Data items
········

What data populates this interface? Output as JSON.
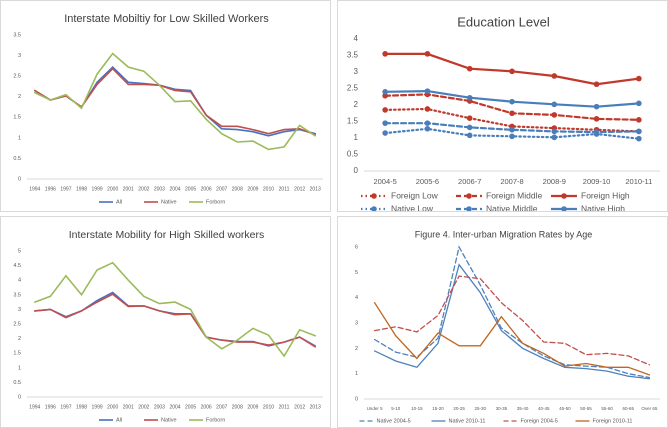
{
  "chart_data": [
    {
      "type": "line",
      "title": "Interstate Mobiltiy for Low Skilled Workers",
      "categories": [
        "1994",
        "1996",
        "1997",
        "1998",
        "1999",
        "2000",
        "2001",
        "2002",
        "2003",
        "2004",
        "2005",
        "2006",
        "2007",
        "2008",
        "2009",
        "2010",
        "2011",
        "2012",
        "2013"
      ],
      "ylim": [
        0,
        3.5
      ],
      "yticks": [
        0,
        0.5,
        1,
        1.5,
        2,
        2.5,
        3,
        3.5
      ],
      "legend": "bottom",
      "series": [
        {
          "name": "All",
          "color": "#4472c4",
          "dash": "solid",
          "values": [
            2.15,
            1.92,
            2.02,
            1.75,
            2.35,
            2.72,
            2.35,
            2.32,
            2.28,
            2.18,
            2.15,
            1.55,
            1.22,
            1.2,
            1.15,
            1.05,
            1.15,
            1.2,
            1.1
          ]
        },
        {
          "name": "Native",
          "color": "#c0504d",
          "dash": "solid",
          "values": [
            2.15,
            1.92,
            2.02,
            1.75,
            2.3,
            2.68,
            2.3,
            2.3,
            2.28,
            2.15,
            2.12,
            1.55,
            1.28,
            1.28,
            1.2,
            1.1,
            1.2,
            1.22,
            1.08
          ]
        },
        {
          "name": "Forborn",
          "color": "#9bbb59",
          "dash": "solid",
          "values": [
            2.1,
            1.92,
            2.05,
            1.72,
            2.55,
            3.05,
            2.72,
            2.62,
            2.28,
            1.88,
            1.9,
            1.45,
            1.1,
            0.9,
            0.92,
            0.72,
            0.78,
            1.3,
            1.05
          ]
        }
      ]
    },
    {
      "type": "line",
      "title": "Education Level",
      "categories": [
        "2004-5",
        "2005-6",
        "2006-7",
        "2007-8",
        "2008-9",
        "2009-10",
        "2010-11"
      ],
      "ylim": [
        0,
        4
      ],
      "yticks": [
        0,
        0.5,
        1,
        1.5,
        2,
        2.5,
        3,
        3.5,
        4
      ],
      "legend": "bottom",
      "markers": true,
      "series": [
        {
          "name": "Foreign Low",
          "color": "#c0392b",
          "dash": "dotted",
          "values": [
            1.85,
            1.88,
            1.6,
            1.35,
            1.3,
            1.25,
            1.2
          ]
        },
        {
          "name": "Foreign Middle",
          "color": "#c0392b",
          "dash": "dashed",
          "values": [
            2.28,
            2.32,
            2.12,
            1.75,
            1.7,
            1.58,
            1.55
          ]
        },
        {
          "name": "Foreign High",
          "color": "#c0392b",
          "dash": "solid",
          "values": [
            3.55,
            3.55,
            3.1,
            3.02,
            2.88,
            2.63,
            2.8
          ]
        },
        {
          "name": "Native Low",
          "color": "#4a7ebb",
          "dash": "dotted",
          "values": [
            1.15,
            1.28,
            1.08,
            1.05,
            1.02,
            1.12,
            0.98
          ]
        },
        {
          "name": "Native Middle",
          "color": "#4a7ebb",
          "dash": "dashed",
          "values": [
            1.45,
            1.45,
            1.32,
            1.25,
            1.2,
            1.18,
            1.2
          ]
        },
        {
          "name": "Native High",
          "color": "#4a7ebb",
          "dash": "solid",
          "values": [
            2.4,
            2.42,
            2.22,
            2.1,
            2.02,
            1.95,
            2.05
          ]
        }
      ]
    },
    {
      "type": "line",
      "title": "Interstate Mobility for High Skilled workers",
      "categories": [
        "1994",
        "1996",
        "1997",
        "1998",
        "1999",
        "2000",
        "2001",
        "2002",
        "2003",
        "2004",
        "2005",
        "2006",
        "2007",
        "2008",
        "2009",
        "2010",
        "2011",
        "2012",
        "2013"
      ],
      "ylim": [
        0,
        5
      ],
      "yticks": [
        0,
        0.5,
        1,
        1.5,
        2,
        2.5,
        3,
        3.5,
        4,
        4.5,
        5
      ],
      "legend": "bottom",
      "series": [
        {
          "name": "All",
          "color": "#4472c4",
          "dash": "solid",
          "values": [
            2.95,
            3.0,
            2.75,
            2.95,
            3.3,
            3.58,
            3.12,
            3.12,
            2.95,
            2.85,
            2.85,
            2.05,
            1.95,
            1.9,
            1.9,
            1.75,
            1.88,
            2.05,
            1.75
          ]
        },
        {
          "name": "Native",
          "color": "#c0504d",
          "dash": "solid",
          "values": [
            2.95,
            3.0,
            2.72,
            2.95,
            3.25,
            3.52,
            3.1,
            3.12,
            2.95,
            2.82,
            2.85,
            2.05,
            1.95,
            1.88,
            1.88,
            1.78,
            1.88,
            2.05,
            1.72
          ]
        },
        {
          "name": "Forborn",
          "color": "#9bbb59",
          "dash": "solid",
          "values": [
            3.25,
            3.45,
            4.15,
            3.5,
            4.35,
            4.6,
            4.0,
            3.45,
            3.2,
            3.25,
            3.0,
            2.05,
            1.65,
            1.95,
            2.35,
            2.12,
            1.4,
            2.3,
            2.1
          ]
        }
      ]
    },
    {
      "type": "line",
      "title": "Figure 4. Inter-urban Migration Rates by Age",
      "categories": [
        "Under 5",
        "5-10",
        "10-15",
        "15-20",
        "20-25",
        "25-30",
        "30-35",
        "35-40",
        "40-45",
        "45-50",
        "50-55",
        "55-60",
        "60-65",
        "Over 65"
      ],
      "ylim": [
        0,
        6
      ],
      "yticks": [
        0,
        1,
        2,
        3,
        4,
        5,
        6
      ],
      "legend": "bottom",
      "series": [
        {
          "name": "Native 2004-5",
          "color": "#4f81bd",
          "dash": "dashed",
          "values": [
            2.35,
            1.85,
            1.65,
            2.4,
            6.0,
            4.5,
            2.8,
            2.2,
            1.7,
            1.35,
            1.3,
            1.25,
            1.0,
            0.85
          ]
        },
        {
          "name": "Native 2010-11",
          "color": "#4f81bd",
          "dash": "solid",
          "values": [
            1.9,
            1.5,
            1.25,
            2.2,
            5.3,
            4.2,
            2.7,
            2.0,
            1.6,
            1.25,
            1.2,
            1.1,
            0.9,
            0.8
          ]
        },
        {
          "name": "Foreign 2004-5",
          "color": "#c0504d",
          "dash": "dashed",
          "values": [
            2.7,
            2.85,
            2.65,
            3.3,
            4.85,
            4.75,
            3.8,
            3.1,
            2.25,
            2.2,
            1.75,
            1.8,
            1.7,
            1.35
          ]
        },
        {
          "name": "Foreign 2010-11",
          "color": "#c0661e",
          "dash": "solid",
          "values": [
            3.8,
            2.5,
            1.6,
            2.6,
            2.1,
            2.1,
            3.25,
            2.2,
            1.8,
            1.3,
            1.4,
            1.25,
            1.25,
            0.95
          ]
        }
      ]
    }
  ]
}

········

### What the exercise asks
Copy every record above exactly, leaving out any pictures.

### Correct answer
What data populates this interface? Output as JSON.
{
  "chart_data": [
    {
      "type": "line",
      "title": "Interstate Mobiltiy for Low Skilled Workers",
      "categories": [
        "1994",
        "1996",
        "1997",
        "1998",
        "1999",
        "2000",
        "2001",
        "2002",
        "2003",
        "2004",
        "2005",
        "2006",
        "2007",
        "2008",
        "2009",
        "2010",
        "2011",
        "2012",
        "2013"
      ],
      "ylim": [
        0,
        3.5
      ],
      "yticks": [
        0,
        0.5,
        1,
        1.5,
        2,
        2.5,
        3,
        3.5
      ],
      "legend": "bottom",
      "series": [
        {
          "name": "All",
          "color": "#4472c4",
          "dash": "solid",
          "values": [
            2.15,
            1.92,
            2.02,
            1.75,
            2.35,
            2.72,
            2.35,
            2.32,
            2.28,
            2.18,
            2.15,
            1.55,
            1.22,
            1.2,
            1.15,
            1.05,
            1.15,
            1.2,
            1.1
          ]
        },
        {
          "name": "Native",
          "color": "#c0504d",
          "dash": "solid",
          "values": [
            2.15,
            1.92,
            2.02,
            1.75,
            2.3,
            2.68,
            2.3,
            2.3,
            2.28,
            2.15,
            2.12,
            1.55,
            1.28,
            1.28,
            1.2,
            1.1,
            1.2,
            1.22,
            1.08
          ]
        },
        {
          "name": "Forborn",
          "color": "#9bbb59",
          "dash": "solid",
          "values": [
            2.1,
            1.92,
            2.05,
            1.72,
            2.55,
            3.05,
            2.72,
            2.62,
            2.28,
            1.88,
            1.9,
            1.45,
            1.1,
            0.9,
            0.92,
            0.72,
            0.78,
            1.3,
            1.05
          ]
        }
      ]
    },
    {
      "type": "line",
      "title": "Education Level",
      "categories": [
        "2004-5",
        "2005-6",
        "2006-7",
        "2007-8",
        "2008-9",
        "2009-10",
        "2010-11"
      ],
      "ylim": [
        0,
        4
      ],
      "yticks": [
        0,
        0.5,
        1,
        1.5,
        2,
        2.5,
        3,
        3.5,
        4
      ],
      "legend": "bottom",
      "markers": true,
      "series": [
        {
          "name": "Foreign Low",
          "color": "#c0392b",
          "dash": "dotted",
          "values": [
            1.85,
            1.88,
            1.6,
            1.35,
            1.3,
            1.25,
            1.2
          ]
        },
        {
          "name": "Foreign Middle",
          "color": "#c0392b",
          "dash": "dashed",
          "values": [
            2.28,
            2.32,
            2.12,
            1.75,
            1.7,
            1.58,
            1.55
          ]
        },
        {
          "name": "Foreign High",
          "color": "#c0392b",
          "dash": "solid",
          "values": [
            3.55,
            3.55,
            3.1,
            3.02,
            2.88,
            2.63,
            2.8
          ]
        },
        {
          "name": "Native Low",
          "color": "#4a7ebb",
          "dash": "dotted",
          "values": [
            1.15,
            1.28,
            1.08,
            1.05,
            1.02,
            1.12,
            0.98
          ]
        },
        {
          "name": "Native Middle",
          "color": "#4a7ebb",
          "dash": "dashed",
          "values": [
            1.45,
            1.45,
            1.32,
            1.25,
            1.2,
            1.18,
            1.2
          ]
        },
        {
          "name": "Native High",
          "color": "#4a7ebb",
          "dash": "solid",
          "values": [
            2.4,
            2.42,
            2.22,
            2.1,
            2.02,
            1.95,
            2.05
          ]
        }
      ]
    },
    {
      "type": "line",
      "title": "Interstate Mobility for High Skilled workers",
      "categories": [
        "1994",
        "1996",
        "1997",
        "1998",
        "1999",
        "2000",
        "2001",
        "2002",
        "2003",
        "2004",
        "2005",
        "2006",
        "2007",
        "2008",
        "2009",
        "2010",
        "2011",
        "2012",
        "2013"
      ],
      "ylim": [
        0,
        5
      ],
      "yticks": [
        0,
        0.5,
        1,
        1.5,
        2,
        2.5,
        3,
        3.5,
        4,
        4.5,
        5
      ],
      "legend": "bottom",
      "series": [
        {
          "name": "All",
          "color": "#4472c4",
          "dash": "solid",
          "values": [
            2.95,
            3.0,
            2.75,
            2.95,
            3.3,
            3.58,
            3.12,
            3.12,
            2.95,
            2.85,
            2.85,
            2.05,
            1.95,
            1.9,
            1.9,
            1.75,
            1.88,
            2.05,
            1.75
          ]
        },
        {
          "name": "Native",
          "color": "#c0504d",
          "dash": "solid",
          "values": [
            2.95,
            3.0,
            2.72,
            2.95,
            3.25,
            3.52,
            3.1,
            3.12,
            2.95,
            2.82,
            2.85,
            2.05,
            1.95,
            1.88,
            1.88,
            1.78,
            1.88,
            2.05,
            1.72
          ]
        },
        {
          "name": "Forborn",
          "color": "#9bbb59",
          "dash": "solid",
          "values": [
            3.25,
            3.45,
            4.15,
            3.5,
            4.35,
            4.6,
            4.0,
            3.45,
            3.2,
            3.25,
            3.0,
            2.05,
            1.65,
            1.95,
            2.35,
            2.12,
            1.4,
            2.3,
            2.1
          ]
        }
      ]
    },
    {
      "type": "line",
      "title": "Figure 4. Inter-urban Migration Rates by Age",
      "categories": [
        "Under 5",
        "5-10",
        "10-15",
        "15-20",
        "20-25",
        "25-30",
        "30-35",
        "35-40",
        "40-45",
        "45-50",
        "50-55",
        "55-60",
        "60-65",
        "Over 65"
      ],
      "ylim": [
        0,
        6
      ],
      "yticks": [
        0,
        1,
        2,
        3,
        4,
        5,
        6
      ],
      "legend": "bottom",
      "series": [
        {
          "name": "Native 2004-5",
          "color": "#4f81bd",
          "dash": "dashed",
          "values": [
            2.35,
            1.85,
            1.65,
            2.4,
            6.0,
            4.5,
            2.8,
            2.2,
            1.7,
            1.35,
            1.3,
            1.25,
            1.0,
            0.85
          ]
        },
        {
          "name": "Native 2010-11",
          "color": "#4f81bd",
          "dash": "solid",
          "values": [
            1.9,
            1.5,
            1.25,
            2.2,
            5.3,
            4.2,
            2.7,
            2.0,
            1.6,
            1.25,
            1.2,
            1.1,
            0.9,
            0.8
          ]
        },
        {
          "name": "Foreign 2004-5",
          "color": "#c0504d",
          "dash": "dashed",
          "values": [
            2.7,
            2.85,
            2.65,
            3.3,
            4.85,
            4.75,
            3.8,
            3.1,
            2.25,
            2.2,
            1.75,
            1.8,
            1.7,
            1.35
          ]
        },
        {
          "name": "Foreign 2010-11",
          "color": "#c0661e",
          "dash": "solid",
          "values": [
            3.8,
            2.5,
            1.6,
            2.6,
            2.1,
            2.1,
            3.25,
            2.2,
            1.8,
            1.3,
            1.4,
            1.25,
            1.25,
            0.95
          ]
        }
      ]
    }
  ]
}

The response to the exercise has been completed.